==== PAGE TEXT ====
The Wings of Angels. A Memoir of Madness

 

Spinifex Press, 2004, 100pp

 

Reviewed by Robyn Rowland

 

Blue Dog. Australian Poetry, vol 5, no 9, 2006

 

The wings of angels A memoir of madness, continues Sandy Jeff’s articulation of the spirit and reality of the underworld of the mind that pushes itself into existence through her own schizophrenia; a mental illness she has been living with for twenty-five years. Never romanticising madness, she writes with grit and candour of the dark confusion, the well of suffering inside mental illness, a topic she works with as a community educator. Describing herself as a ‘sanity-challenged’ poet, in all her work Jeffs writes with an astonishing frankness. As she wrote in her earlier book Blood Relations (Spinifex, 2000): ‘If nothing else, I am a survivor. / After all these years / I cannot deny this truth. / I am a survivor!’ On her experience of both madness and poetry she wrote in a powerful prose piece,‘Poetry and madness: a landscape of lunacy’ (Write On, 2000, Vol 11/9) :

 

‘When the voices and delusions come, I enter a realm of reclusive imagination and invulnerable privacy. There is nothing more harrowing than this wilderness of insanity. There is nothing more devastating than the depressions that throw one into the chasms of the mind’s dark recesses ... Through this chaos my creative urge has been a lifeline that has sustained and enriched my life.’

 

Articulate and sharp, she has not spared herself in any of this brutally honest writing. In Blood Relations, she wrote about the terrifying experiences of a childhood bludgeoned with domestic violence and alcoholism. The fervour in the first poem in that book,‘Obsession’, might be a mantra, a signature tune, for her earlier work in Poems from the Madhouse (Spinifex, 1993, 2000, 2002), to be followed in Blood Relations, and now in The Wings of Angels. A Memoir of Madness. There is a driven quality about the work, a fierceness based in the angry determination to recreate, to purify, those experiences; perhaps even to have them safely captured on the page. There, after all, lies a form of control.
==== RECORDS SUPPLIED ====
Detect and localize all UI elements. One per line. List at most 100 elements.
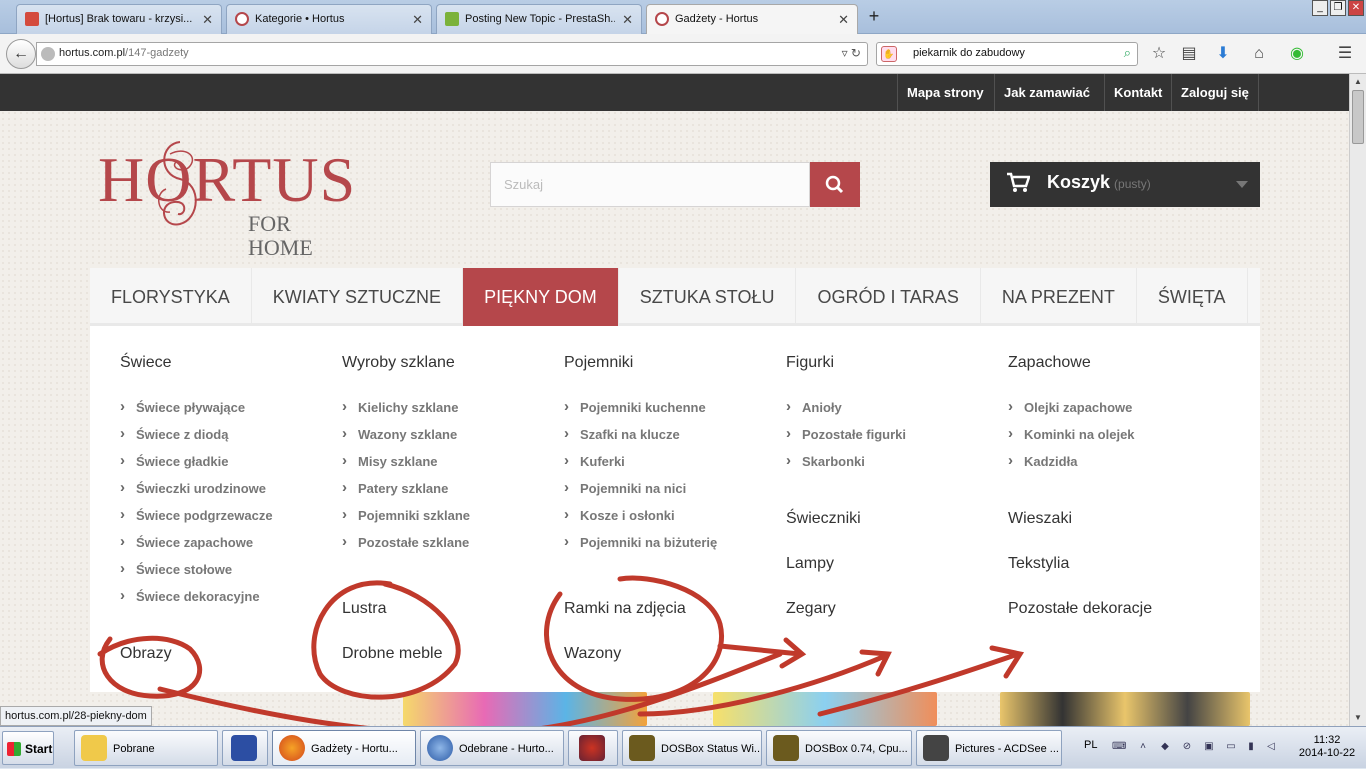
close-window-button[interactable]: ✕ (1348, 0, 1364, 16)
subcategory-link[interactable]: Świece pływające (120, 398, 245, 415)
cart-box[interactable]: Koszyk (pusty) (990, 162, 1260, 207)
menu-na-prezent[interactable]: NA PREZENT (981, 268, 1137, 326)
close-tab-icon[interactable]: ✕ (412, 12, 423, 28)
downloads-icon[interactable]: ⬇ (1212, 43, 1234, 65)
tab-prestashop[interactable]: Posting New Topic - PrestaSh... ✕ (436, 4, 642, 34)
subcategory-link[interactable]: Olejki zapachowe (1008, 398, 1132, 415)
task-dosbox-status[interactable]: DOSBox Status Wi... (622, 730, 762, 766)
category-swiece[interactable]: Świece (120, 354, 172, 372)
task-acdsee[interactable]: Pictures - ACDSee ... (916, 730, 1062, 766)
task-pobrane[interactable]: Pobrane (74, 730, 218, 766)
scroll-up-icon[interactable]: ▲ (1351, 74, 1365, 90)
new-tab-button[interactable]: + (864, 6, 884, 26)
keyboard-icon[interactable]: ⌨ (1112, 740, 1126, 754)
subcategory-link[interactable]: Misy szklane (342, 452, 437, 469)
subcategory-link[interactable]: Wazony szklane (342, 425, 457, 442)
menu-sztuka-stolu[interactable]: SZTUKA STOŁU (619, 268, 797, 326)
category-wyroby-szklane[interactable]: Wyroby szklane (342, 354, 455, 372)
category-wazony[interactable]: Wazony (564, 645, 621, 663)
link-jak-zamawiac[interactable]: Jak zamawiać (994, 74, 1099, 111)
subcategory-link[interactable]: Świece gładkie (120, 452, 228, 469)
minimize-button[interactable]: _ (1312, 0, 1328, 16)
reload-icon[interactable]: ▿ ↻ (842, 46, 861, 60)
category-drobne-meble[interactable]: Drobne meble (342, 645, 443, 663)
category-figurki[interactable]: Figurki (786, 354, 834, 372)
subcategory-link[interactable]: Pozostałe szklane (342, 533, 469, 550)
scroll-down-icon[interactable]: ▼ (1351, 710, 1365, 726)
shop-search-input[interactable]: Szukaj (490, 162, 810, 207)
category-lampy[interactable]: Lampy (786, 555, 834, 573)
subcategory-link[interactable]: Świece stołowe (120, 560, 232, 577)
search-engine-icon[interactable]: ✋ (881, 46, 897, 62)
bookmark-star-icon[interactable]: ☆ (1148, 43, 1170, 65)
category-zapachowe[interactable]: Zapachowe (1008, 354, 1091, 372)
close-tab-icon[interactable]: ✕ (202, 12, 213, 28)
vertical-scrollbar[interactable]: ▲ ▼ (1349, 74, 1366, 726)
task-dosbox[interactable]: DOSBox 0.74, Cpu... (766, 730, 912, 766)
task-floppy[interactable] (222, 730, 268, 766)
close-tab-icon[interactable]: ✕ (622, 12, 633, 28)
subcategory-link[interactable]: Świece podgrzewacze (120, 506, 273, 523)
menu-piekny-dom[interactable]: PIĘKNY DOM (463, 268, 619, 326)
subcategory-link[interactable]: Szafki na klucze (564, 425, 680, 442)
subcategory-link[interactable]: Pojemniki szklane (342, 506, 470, 523)
menu-ogrod-i-taras[interactable]: OGRÓD I TARAS (796, 268, 981, 326)
shop-search-button[interactable] (810, 162, 860, 207)
subcategory-link[interactable]: Pojemniki kuchenne (564, 398, 706, 415)
scrollbar-thumb[interactable] (1352, 90, 1364, 144)
tab-kategorie[interactable]: Kategorie • Hortus ✕ (226, 4, 432, 34)
subcategory-link[interactable]: Kielichy szklane (342, 398, 459, 415)
subcategory-link[interactable]: Skarbonki (786, 452, 865, 469)
menu-kwiaty-sztuczne[interactable]: KWIATY SZTUCZNE (252, 268, 464, 326)
hortus-logo[interactable]: HORTUS FOR HOME (98, 134, 358, 260)
network-icon[interactable]: ▮ (1244, 740, 1258, 754)
menu-florystyka[interactable]: FLORYSTYKA (90, 268, 252, 326)
subcategory-link[interactable]: Patery szklane (342, 479, 448, 496)
product-image[interactable] (713, 692, 937, 726)
menu-icon[interactable]: ☰ (1334, 43, 1356, 65)
subcategory-link[interactable]: Kuferki (564, 452, 625, 469)
tab-gadzety[interactable]: Gadżety - Hortus ✕ (646, 4, 858, 35)
subcategory-link[interactable]: Anioły (786, 398, 842, 415)
category-wieszaki[interactable]: Wieszaki (1008, 510, 1072, 528)
subcategory-link[interactable]: Świeczki urodzinowe (120, 479, 266, 496)
category-zegary[interactable]: Zegary (786, 600, 836, 618)
back-button[interactable]: ← (6, 39, 36, 69)
bookmarks-list-icon[interactable]: ▤ (1178, 43, 1200, 65)
menu-swieta[interactable]: ŚWIĘTA (1137, 268, 1248, 326)
subcategory-link[interactable]: Świece zapachowe (120, 533, 253, 550)
product-image[interactable] (403, 692, 647, 726)
chevron-up-icon[interactable]: ˄ (1136, 740, 1150, 754)
dropbox-icon[interactable]: ◆ (1158, 740, 1172, 754)
clock[interactable]: 11:32 2014-10-22 (1294, 734, 1360, 760)
close-tab-icon[interactable]: ✕ (838, 12, 849, 28)
task-atom[interactable] (568, 730, 618, 766)
task-firefox[interactable]: Gadżety - Hortu... (272, 730, 416, 766)
subcategory-link[interactable]: Kadzidła (1008, 452, 1078, 469)
subcategory-link[interactable]: Świece z diodą (120, 425, 229, 442)
category-obrazy[interactable]: Obrazy (120, 645, 172, 663)
category-tekstylia[interactable]: Tekstylia (1008, 555, 1069, 573)
link-zaloguj[interactable]: Zaloguj się (1171, 74, 1259, 111)
category-swieczniki[interactable]: Świeczniki (786, 510, 861, 528)
category-pojemniki[interactable]: Pojemniki (564, 354, 633, 372)
subcategory-link[interactable]: Kominki na olejek (1008, 425, 1134, 442)
update-icon[interactable]: ▣ (1202, 740, 1216, 754)
subcategory-link[interactable]: Pojemniki na nici (564, 479, 686, 496)
subcategory-link[interactable]: Pozostałe figurki (786, 425, 906, 442)
start-button[interactable]: Start (2, 731, 54, 765)
product-image[interactable] (1000, 692, 1250, 726)
tab-gmail[interactable]: [Hortus] Brak towaru - krzysi... ✕ (16, 4, 222, 34)
volume-icon[interactable]: ◁ (1264, 740, 1278, 754)
subcategory-link[interactable]: Pojemniki na biżuterię (564, 533, 717, 550)
browser-search-field[interactable]: ✋ piekarnik do zabudowy ⌕ (876, 42, 1138, 66)
security-icon[interactable]: ⊘ (1180, 740, 1194, 754)
restore-button[interactable]: ❐ (1330, 0, 1346, 16)
addon-icon[interactable]: ◉ (1286, 43, 1308, 65)
link-mapa-strony[interactable]: Mapa strony (897, 74, 993, 111)
search-icon[interactable]: ⌕ (1124, 45, 1131, 61)
task-thunderbird[interactable]: Odebrane - Hurto... (420, 730, 564, 766)
category-pozostale[interactable]: Pozostałe dekoracje (1008, 600, 1152, 618)
category-lustra[interactable]: Lustra (342, 600, 386, 618)
monitor-icon[interactable]: ▭ (1224, 740, 1238, 754)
====
* _TASKS FOR THIS EXERCISE_
#1 Repeat the portion of the review starting at "Articulate and sharp, she" and ending at "form of control.", word for word.
#2 Show every line of the records that contains the string "Gadżety", matching case exactly.
The review and the records come from separate, unrelated sources.

* _OUTPUTS BY TASK_
#1
Articulate and sharp, she has not spared herself in any of this brutally honest writing. In Blood Relations, she wrote about the terrifying experiences of a childhood bludgeoned with domestic violence and alcoholism. The fervour in the first poem in that book,‘Obsession’, might be a mantra, a signature tune, for her earlier work in Poems from the Madhouse (Spinifex, 1993, 2000, 2002), to be followed in Blood Relations, and now in The Wings of Angels. A Memoir of Madness. There is a driven quality about the work, a fierceness based in the angry determination to recreate, to purify, those experiences; perhaps even to have them safely captured on the page. There, after all, lies a form of control.

#2
tab-gadzety[interactable]: Gadżety - Hortus ✕ (646, 4, 858, 35)
task-firefox[interactable]: Gadżety - Hortu... (272, 730, 416, 766)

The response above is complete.